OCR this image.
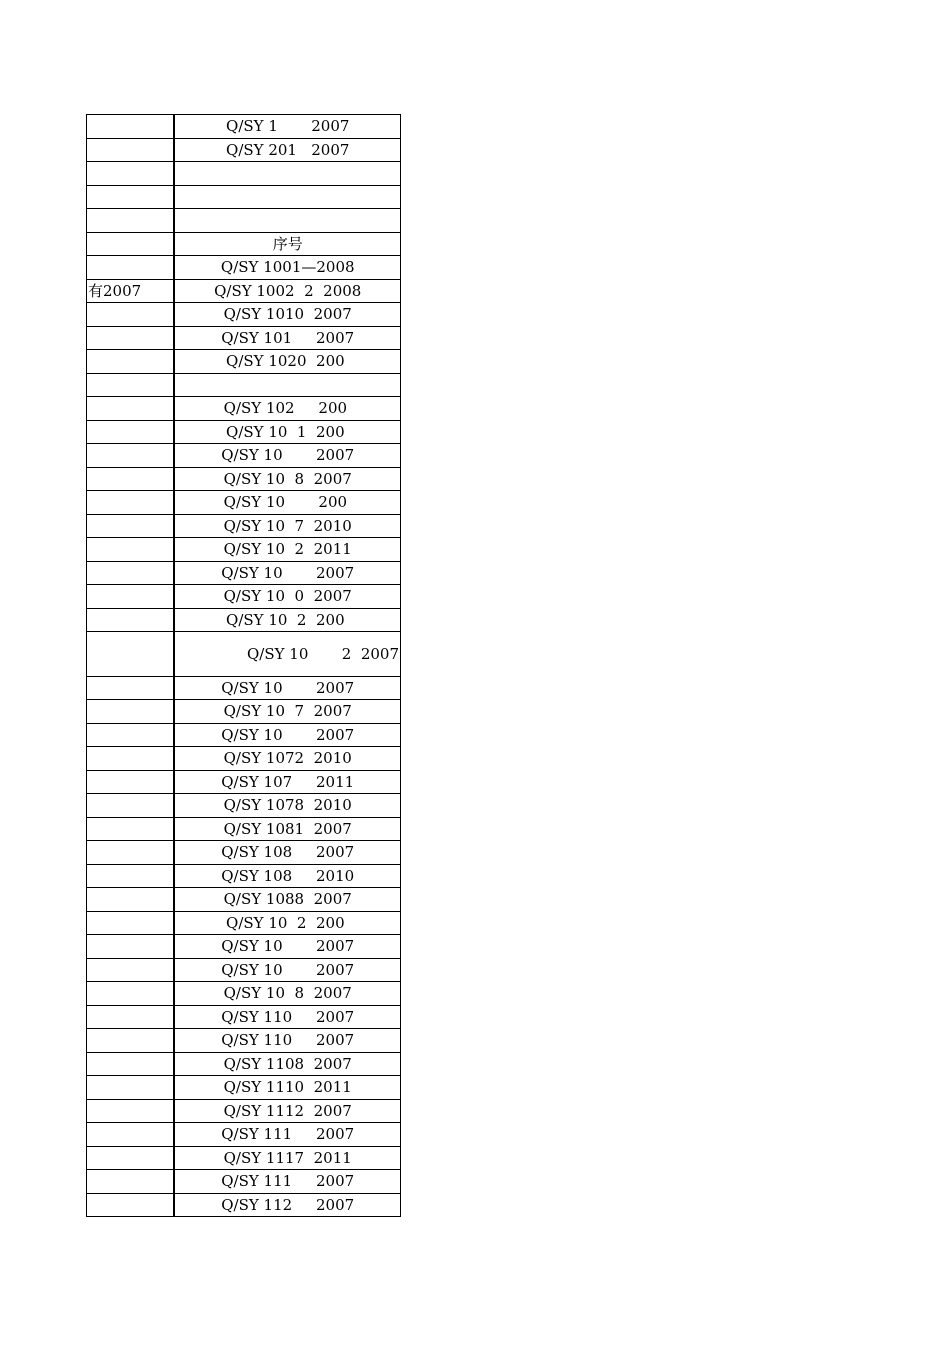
Q/SY 1       2007
Q/SY 201   2007
序号
Q/SY 1001—2008
有2007	Q/SY 1002  2  2008
Q/SY 1010  2007
Q/SY 101     2007
Q/SY 1020  200
Q/SY 102     200
Q/SY 10  1  200
Q/SY 10       2007
Q/SY 10  8  2007
Q/SY 10       200
Q/SY 10  7  2010
Q/SY 10  2  2011
Q/SY 10       2007
Q/SY 10  0  2007
Q/SY 10  2  200
Q/SY 10       2  2007
Q/SY 10       2007
Q/SY 10  7  2007
Q/SY 10       2007
Q/SY 1072  2010
Q/SY 107     2011
Q/SY 1078  2010
Q/SY 1081  2007
Q/SY 108     2007
Q/SY 108     2010
Q/SY 1088  2007
Q/SY 10  2  200
Q/SY 10       2007
Q/SY 10       2007
Q/SY 10  8  2007
Q/SY 110     2007
Q/SY 110     2007
Q/SY 1108  2007
Q/SY 1110  2011
Q/SY 1112  2007
Q/SY 111     2007
Q/SY 1117  2011
Q/SY 111     2007
Q/SY 112     2007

::::::

Print the records word for word and exclude any picture they hold.

OUTPUT FOR THIS EXERCISE —
OCR this image.
Q/SY 1       2007
Q/SY 201   2007
序号
Q/SY 1001—2008
有2007	Q/SY 1002  2  2008
Q/SY 1010  2007
Q/SY 101     2007
Q/SY 1020  200
Q/SY 102     200
Q/SY 10  1  200
Q/SY 10       2007
Q/SY 10  8  2007
Q/SY 10       200
Q/SY 10  7  2010
Q/SY 10  2  2011
Q/SY 10       2007
Q/SY 10  0  2007
Q/SY 10  2  200
Q/SY 10       2  2007
Q/SY 10       2007
Q/SY 10  7  2007
Q/SY 10       2007
Q/SY 1072  2010
Q/SY 107     2011
Q/SY 1078  2010
Q/SY 1081  2007
Q/SY 108     2007
Q/SY 108     2010
Q/SY 1088  2007
Q/SY 10  2  200
Q/SY 10       2007
Q/SY 10       2007
Q/SY 10  8  2007
Q/SY 110     2007
Q/SY 110     2007
Q/SY 1108  2007
Q/SY 1110  2011
Q/SY 1112  2007
Q/SY 111     2007
Q/SY 1117  2011
Q/SY 111     2007
Q/SY 112     2007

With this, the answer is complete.